| The data |
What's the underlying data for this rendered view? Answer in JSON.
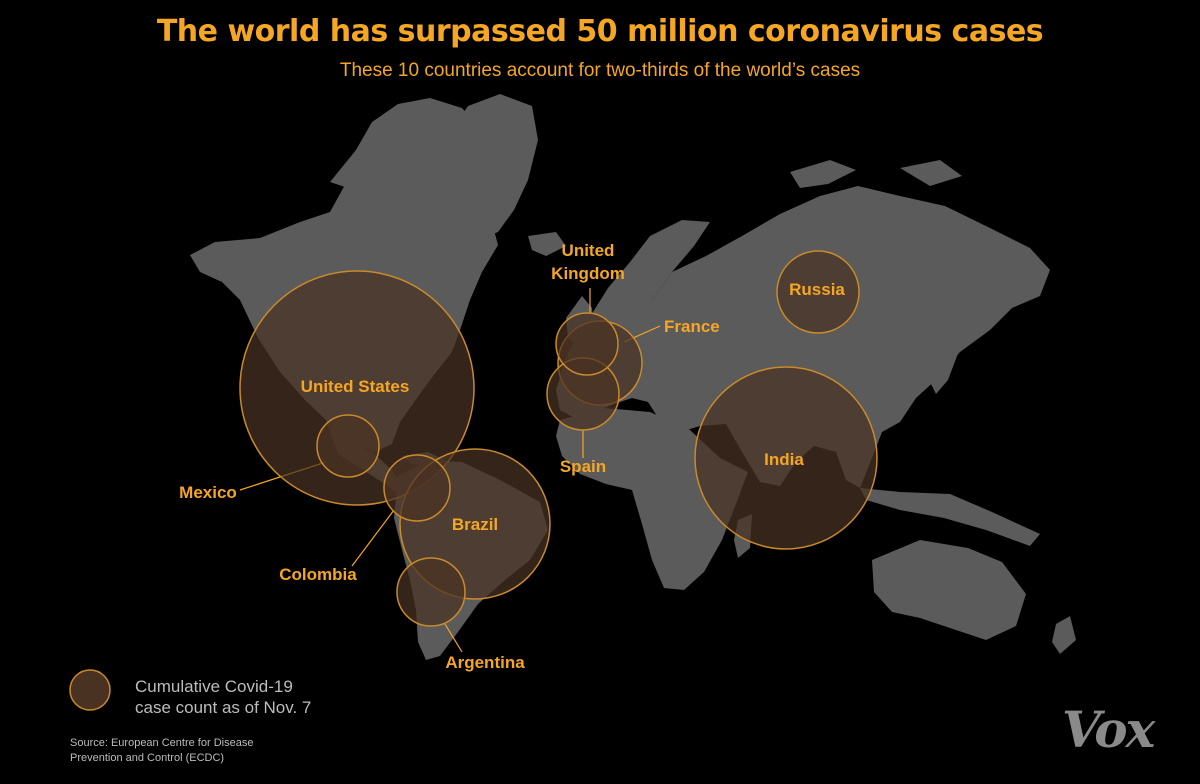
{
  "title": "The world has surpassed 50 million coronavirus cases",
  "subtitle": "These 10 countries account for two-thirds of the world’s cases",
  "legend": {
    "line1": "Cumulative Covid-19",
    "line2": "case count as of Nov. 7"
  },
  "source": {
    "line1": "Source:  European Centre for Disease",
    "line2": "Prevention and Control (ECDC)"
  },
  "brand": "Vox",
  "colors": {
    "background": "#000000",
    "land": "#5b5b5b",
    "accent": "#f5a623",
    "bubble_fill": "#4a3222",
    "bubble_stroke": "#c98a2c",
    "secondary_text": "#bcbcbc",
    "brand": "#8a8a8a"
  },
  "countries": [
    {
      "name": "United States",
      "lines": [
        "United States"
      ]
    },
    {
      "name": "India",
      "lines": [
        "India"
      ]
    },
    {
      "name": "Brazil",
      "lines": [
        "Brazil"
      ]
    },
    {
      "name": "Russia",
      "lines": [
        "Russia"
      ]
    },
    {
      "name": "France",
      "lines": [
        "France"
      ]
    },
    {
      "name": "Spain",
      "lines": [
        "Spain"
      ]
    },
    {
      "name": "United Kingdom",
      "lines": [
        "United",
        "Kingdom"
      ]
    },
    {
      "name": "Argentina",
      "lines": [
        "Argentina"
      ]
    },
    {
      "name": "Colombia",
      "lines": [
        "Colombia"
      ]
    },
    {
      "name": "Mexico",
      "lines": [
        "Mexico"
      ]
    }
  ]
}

* * *

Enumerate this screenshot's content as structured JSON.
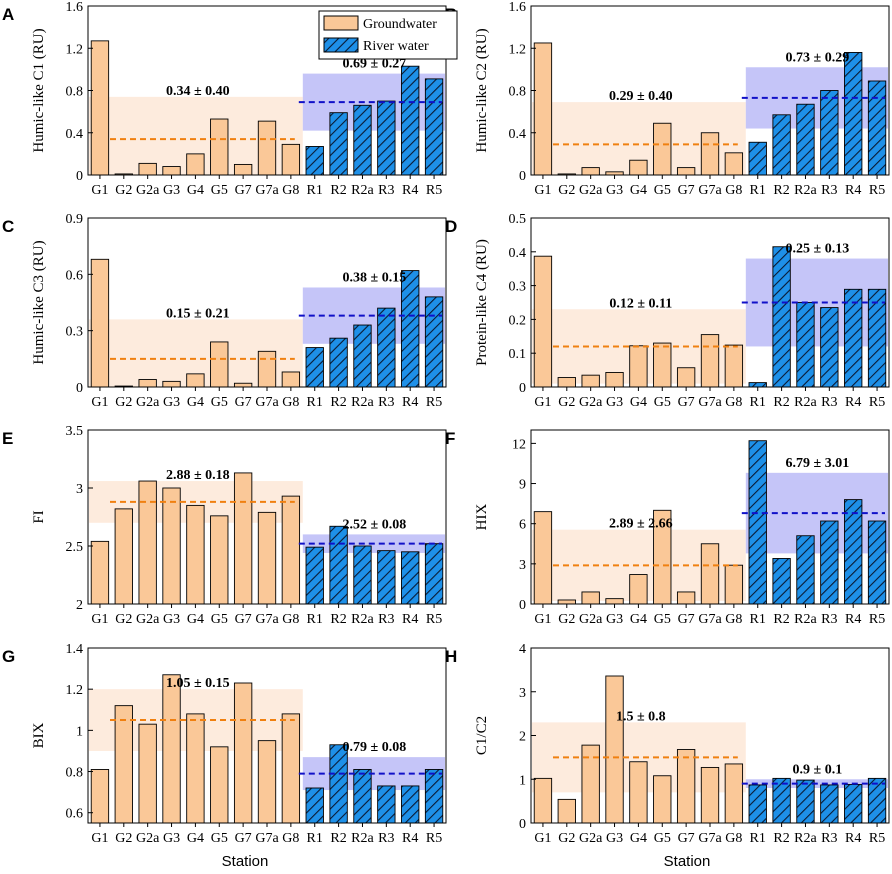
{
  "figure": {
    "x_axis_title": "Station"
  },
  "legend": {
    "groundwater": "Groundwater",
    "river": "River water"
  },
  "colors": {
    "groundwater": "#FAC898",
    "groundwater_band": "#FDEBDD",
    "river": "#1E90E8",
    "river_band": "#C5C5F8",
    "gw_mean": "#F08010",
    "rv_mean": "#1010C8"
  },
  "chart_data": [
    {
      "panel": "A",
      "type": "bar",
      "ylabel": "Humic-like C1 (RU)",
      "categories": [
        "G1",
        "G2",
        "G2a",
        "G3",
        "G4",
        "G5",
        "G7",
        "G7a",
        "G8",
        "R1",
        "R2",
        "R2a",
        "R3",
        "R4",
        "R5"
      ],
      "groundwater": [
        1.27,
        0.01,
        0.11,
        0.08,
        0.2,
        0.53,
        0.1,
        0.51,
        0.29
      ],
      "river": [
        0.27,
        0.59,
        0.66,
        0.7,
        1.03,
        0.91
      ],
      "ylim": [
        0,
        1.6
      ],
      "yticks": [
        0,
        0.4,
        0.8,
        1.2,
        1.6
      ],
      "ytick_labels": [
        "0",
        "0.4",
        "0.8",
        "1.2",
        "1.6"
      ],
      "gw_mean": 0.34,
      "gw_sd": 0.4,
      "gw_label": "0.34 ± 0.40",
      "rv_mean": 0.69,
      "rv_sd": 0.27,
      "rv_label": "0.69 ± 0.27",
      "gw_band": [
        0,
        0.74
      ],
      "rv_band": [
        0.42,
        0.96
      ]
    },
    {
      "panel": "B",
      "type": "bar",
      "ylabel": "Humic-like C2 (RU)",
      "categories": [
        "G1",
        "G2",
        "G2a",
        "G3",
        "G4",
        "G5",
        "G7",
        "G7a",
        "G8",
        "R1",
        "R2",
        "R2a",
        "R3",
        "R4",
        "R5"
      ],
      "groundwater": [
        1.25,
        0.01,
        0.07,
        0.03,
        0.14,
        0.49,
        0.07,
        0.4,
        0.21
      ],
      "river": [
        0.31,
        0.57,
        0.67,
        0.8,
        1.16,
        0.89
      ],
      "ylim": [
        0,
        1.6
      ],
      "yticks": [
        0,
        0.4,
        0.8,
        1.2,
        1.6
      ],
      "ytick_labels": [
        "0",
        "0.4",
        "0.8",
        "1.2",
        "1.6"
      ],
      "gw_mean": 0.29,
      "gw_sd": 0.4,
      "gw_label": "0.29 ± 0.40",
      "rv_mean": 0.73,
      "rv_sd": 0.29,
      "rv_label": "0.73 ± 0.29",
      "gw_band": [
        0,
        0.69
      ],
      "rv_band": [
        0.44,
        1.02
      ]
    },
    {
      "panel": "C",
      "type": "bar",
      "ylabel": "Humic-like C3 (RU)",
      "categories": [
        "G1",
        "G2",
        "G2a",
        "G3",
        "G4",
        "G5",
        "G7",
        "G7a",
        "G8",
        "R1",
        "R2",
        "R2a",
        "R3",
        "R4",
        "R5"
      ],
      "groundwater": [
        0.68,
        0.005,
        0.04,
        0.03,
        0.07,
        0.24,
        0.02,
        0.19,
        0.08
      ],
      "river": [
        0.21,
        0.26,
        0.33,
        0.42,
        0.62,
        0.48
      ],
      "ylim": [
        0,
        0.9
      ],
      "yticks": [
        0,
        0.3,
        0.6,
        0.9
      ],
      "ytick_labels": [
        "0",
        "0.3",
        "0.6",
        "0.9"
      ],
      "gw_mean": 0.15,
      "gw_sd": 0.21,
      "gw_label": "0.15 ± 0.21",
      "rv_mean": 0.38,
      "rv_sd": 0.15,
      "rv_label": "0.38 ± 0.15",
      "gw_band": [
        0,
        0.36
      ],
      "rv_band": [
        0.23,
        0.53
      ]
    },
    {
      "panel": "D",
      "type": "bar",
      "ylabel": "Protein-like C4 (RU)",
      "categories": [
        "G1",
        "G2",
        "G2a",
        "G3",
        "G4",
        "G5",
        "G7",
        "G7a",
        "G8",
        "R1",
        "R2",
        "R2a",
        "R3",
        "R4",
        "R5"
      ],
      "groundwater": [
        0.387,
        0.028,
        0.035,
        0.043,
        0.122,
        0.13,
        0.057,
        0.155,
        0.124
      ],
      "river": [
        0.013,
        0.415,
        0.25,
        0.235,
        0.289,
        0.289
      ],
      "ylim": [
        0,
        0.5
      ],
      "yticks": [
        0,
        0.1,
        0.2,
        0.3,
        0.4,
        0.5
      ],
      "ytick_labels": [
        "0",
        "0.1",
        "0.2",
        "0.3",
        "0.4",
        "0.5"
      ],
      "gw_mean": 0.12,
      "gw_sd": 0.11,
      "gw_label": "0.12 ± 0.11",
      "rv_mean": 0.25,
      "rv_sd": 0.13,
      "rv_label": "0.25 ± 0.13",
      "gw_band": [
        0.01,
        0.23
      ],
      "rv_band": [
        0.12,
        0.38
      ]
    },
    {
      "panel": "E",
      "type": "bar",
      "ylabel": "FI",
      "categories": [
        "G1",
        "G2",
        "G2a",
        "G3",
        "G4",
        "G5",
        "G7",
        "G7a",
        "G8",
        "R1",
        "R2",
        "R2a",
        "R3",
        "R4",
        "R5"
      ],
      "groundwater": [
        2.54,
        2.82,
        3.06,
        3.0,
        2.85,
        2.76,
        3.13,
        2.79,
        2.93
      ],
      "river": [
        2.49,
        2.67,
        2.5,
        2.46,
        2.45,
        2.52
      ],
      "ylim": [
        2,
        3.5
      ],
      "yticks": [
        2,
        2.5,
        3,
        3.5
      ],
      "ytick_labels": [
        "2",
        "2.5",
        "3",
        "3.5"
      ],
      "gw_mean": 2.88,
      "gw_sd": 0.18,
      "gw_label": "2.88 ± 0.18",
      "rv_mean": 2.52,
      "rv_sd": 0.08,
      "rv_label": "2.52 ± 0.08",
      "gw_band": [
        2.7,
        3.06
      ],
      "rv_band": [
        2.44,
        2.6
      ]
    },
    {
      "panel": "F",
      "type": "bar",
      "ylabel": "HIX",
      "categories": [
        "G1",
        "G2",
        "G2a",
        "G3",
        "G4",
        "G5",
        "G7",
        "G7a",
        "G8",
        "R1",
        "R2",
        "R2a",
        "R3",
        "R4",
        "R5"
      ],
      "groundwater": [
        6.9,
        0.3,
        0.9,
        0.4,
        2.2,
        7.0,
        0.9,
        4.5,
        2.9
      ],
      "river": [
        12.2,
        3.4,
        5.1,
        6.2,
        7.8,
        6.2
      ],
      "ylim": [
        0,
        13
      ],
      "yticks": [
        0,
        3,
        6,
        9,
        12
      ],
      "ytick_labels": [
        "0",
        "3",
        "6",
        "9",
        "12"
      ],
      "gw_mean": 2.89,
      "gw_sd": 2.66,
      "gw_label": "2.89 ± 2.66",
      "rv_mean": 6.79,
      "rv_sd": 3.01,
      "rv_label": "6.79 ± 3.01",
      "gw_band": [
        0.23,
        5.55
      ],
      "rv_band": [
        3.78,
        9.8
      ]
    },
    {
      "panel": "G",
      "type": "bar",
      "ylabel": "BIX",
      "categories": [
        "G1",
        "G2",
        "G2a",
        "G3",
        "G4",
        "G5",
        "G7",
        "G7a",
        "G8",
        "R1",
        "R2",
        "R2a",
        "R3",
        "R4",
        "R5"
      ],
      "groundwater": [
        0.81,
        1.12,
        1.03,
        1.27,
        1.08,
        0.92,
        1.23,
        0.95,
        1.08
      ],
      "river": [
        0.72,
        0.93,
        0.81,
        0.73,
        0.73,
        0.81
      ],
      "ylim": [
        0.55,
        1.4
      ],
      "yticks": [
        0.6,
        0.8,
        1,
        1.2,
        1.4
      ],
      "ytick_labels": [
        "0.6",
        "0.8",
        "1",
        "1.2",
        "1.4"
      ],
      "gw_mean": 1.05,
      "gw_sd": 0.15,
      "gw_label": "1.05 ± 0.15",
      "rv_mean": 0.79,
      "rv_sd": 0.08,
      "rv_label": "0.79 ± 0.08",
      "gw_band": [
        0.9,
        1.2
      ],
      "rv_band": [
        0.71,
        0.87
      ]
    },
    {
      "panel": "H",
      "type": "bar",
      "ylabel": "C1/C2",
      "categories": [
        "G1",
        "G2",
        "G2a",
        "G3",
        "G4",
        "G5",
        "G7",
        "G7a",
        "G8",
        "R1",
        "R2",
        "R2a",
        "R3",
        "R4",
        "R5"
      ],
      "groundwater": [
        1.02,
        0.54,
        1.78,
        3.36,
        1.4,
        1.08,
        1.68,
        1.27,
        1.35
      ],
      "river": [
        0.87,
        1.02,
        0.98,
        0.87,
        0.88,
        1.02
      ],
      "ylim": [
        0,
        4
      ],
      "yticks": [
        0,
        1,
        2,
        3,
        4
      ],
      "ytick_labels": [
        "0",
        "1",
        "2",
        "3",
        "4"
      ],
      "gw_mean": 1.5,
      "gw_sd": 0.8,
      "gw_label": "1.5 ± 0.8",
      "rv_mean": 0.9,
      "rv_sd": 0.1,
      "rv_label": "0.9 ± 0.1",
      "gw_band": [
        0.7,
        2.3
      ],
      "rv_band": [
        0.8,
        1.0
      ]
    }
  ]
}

| Aim of the exercise |
Using the entries above, work out how many lines include the word "like", and give only that count.

| Worked solution |
4